Goal of the exercise:
Reproduce the listing below exactly. Pictures do not belong in the copy.

Input records:
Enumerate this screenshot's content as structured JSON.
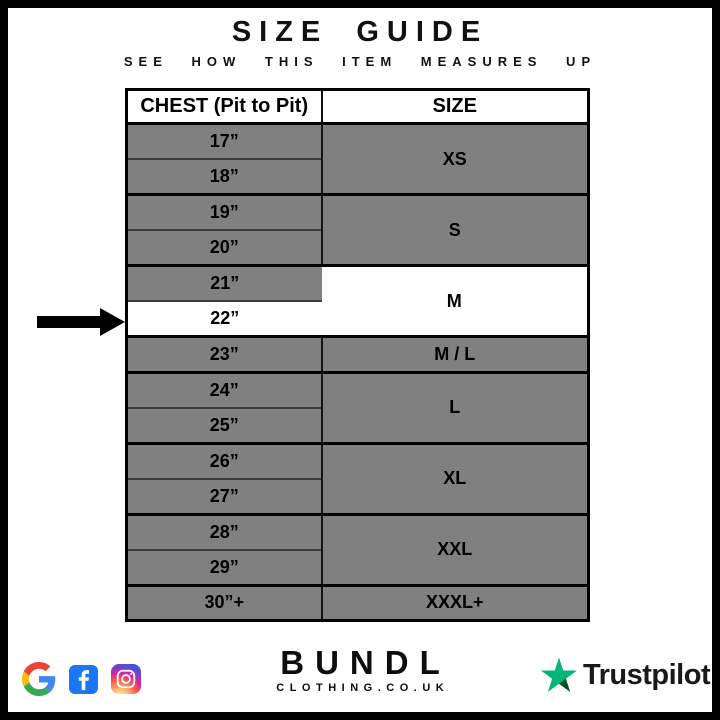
{
  "page": {
    "title": "SIZE GUIDE",
    "subtitle": "SEE HOW THIS ITEM MEASURES UP"
  },
  "size_table": {
    "headers": {
      "chest": "CHEST (Pit to Pit)",
      "size": "SIZE"
    },
    "groups": [
      {
        "chest": [
          "17”",
          "18”"
        ],
        "size": "XS",
        "highlighted": false,
        "highlighted_chest": []
      },
      {
        "chest": [
          "19”",
          "20”"
        ],
        "size": "S",
        "highlighted": false,
        "highlighted_chest": []
      },
      {
        "chest": [
          "21”",
          "22”"
        ],
        "size": "M",
        "highlighted": true,
        "highlighted_chest": [
          "22”"
        ]
      },
      {
        "chest": [
          "23”"
        ],
        "size": "M / L",
        "highlighted": false,
        "highlighted_chest": []
      },
      {
        "chest": [
          "24”",
          "25”"
        ],
        "size": "L",
        "highlighted": false,
        "highlighted_chest": []
      },
      {
        "chest": [
          "26”",
          "27”"
        ],
        "size": "XL",
        "highlighted": false,
        "highlighted_chest": []
      },
      {
        "chest": [
          "28”",
          "29”"
        ],
        "size": "XXL",
        "highlighted": false,
        "highlighted_chest": []
      },
      {
        "chest": [
          "30”+"
        ],
        "size": "XXXL+",
        "highlighted": false,
        "highlighted_chest": []
      }
    ],
    "arrow_points_to": "22”"
  },
  "footer": {
    "social_icons": [
      "google-icon",
      "facebook-icon",
      "instagram-icon"
    ],
    "brand": {
      "name": "BUNDL",
      "tagline": "CLOTHING.CO.UK"
    },
    "trustpilot_label": "Trustpilot"
  },
  "colors": {
    "row_gray": "#808080",
    "highlight_white": "#ffffff",
    "border_black": "#000000",
    "facebook_blue": "#1877F2",
    "trustpilot_green": "#00B67A",
    "trustpilot_green_dark": "#005128",
    "google_blue": "#4285F4",
    "google_red": "#EA4335",
    "google_yellow": "#FBBC05",
    "google_green": "#34A853"
  }
}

Exercise solution:
Enumerate this screenshot's content as structured JSON.
{
  "page": {
    "title": "SIZE GUIDE",
    "subtitle": "SEE HOW THIS ITEM MEASURES UP"
  },
  "size_table": {
    "headers": {
      "chest": "CHEST (Pit to Pit)",
      "size": "SIZE"
    },
    "groups": [
      {
        "chest": [
          "17”",
          "18”"
        ],
        "size": "XS",
        "highlighted": false,
        "highlighted_chest": []
      },
      {
        "chest": [
          "19”",
          "20”"
        ],
        "size": "S",
        "highlighted": false,
        "highlighted_chest": []
      },
      {
        "chest": [
          "21”",
          "22”"
        ],
        "size": "M",
        "highlighted": true,
        "highlighted_chest": [
          "22”"
        ]
      },
      {
        "chest": [
          "23”"
        ],
        "size": "M / L",
        "highlighted": false,
        "highlighted_chest": []
      },
      {
        "chest": [
          "24”",
          "25”"
        ],
        "size": "L",
        "highlighted": false,
        "highlighted_chest": []
      },
      {
        "chest": [
          "26”",
          "27”"
        ],
        "size": "XL",
        "highlighted": false,
        "highlighted_chest": []
      },
      {
        "chest": [
          "28”",
          "29”"
        ],
        "size": "XXL",
        "highlighted": false,
        "highlighted_chest": []
      },
      {
        "chest": [
          "30”+"
        ],
        "size": "XXXL+",
        "highlighted": false,
        "highlighted_chest": []
      }
    ],
    "arrow_points_to": "22”"
  },
  "footer": {
    "social_icons": [
      "google-icon",
      "facebook-icon",
      "instagram-icon"
    ],
    "brand": {
      "name": "BUNDL",
      "tagline": "CLOTHING.CO.UK"
    },
    "trustpilot_label": "Trustpilot"
  },
  "colors": {
    "row_gray": "#808080",
    "highlight_white": "#ffffff",
    "border_black": "#000000",
    "facebook_blue": "#1877F2",
    "trustpilot_green": "#00B67A",
    "trustpilot_green_dark": "#005128",
    "google_blue": "#4285F4",
    "google_red": "#EA4335",
    "google_yellow": "#FBBC05",
    "google_green": "#34A853"
  }
}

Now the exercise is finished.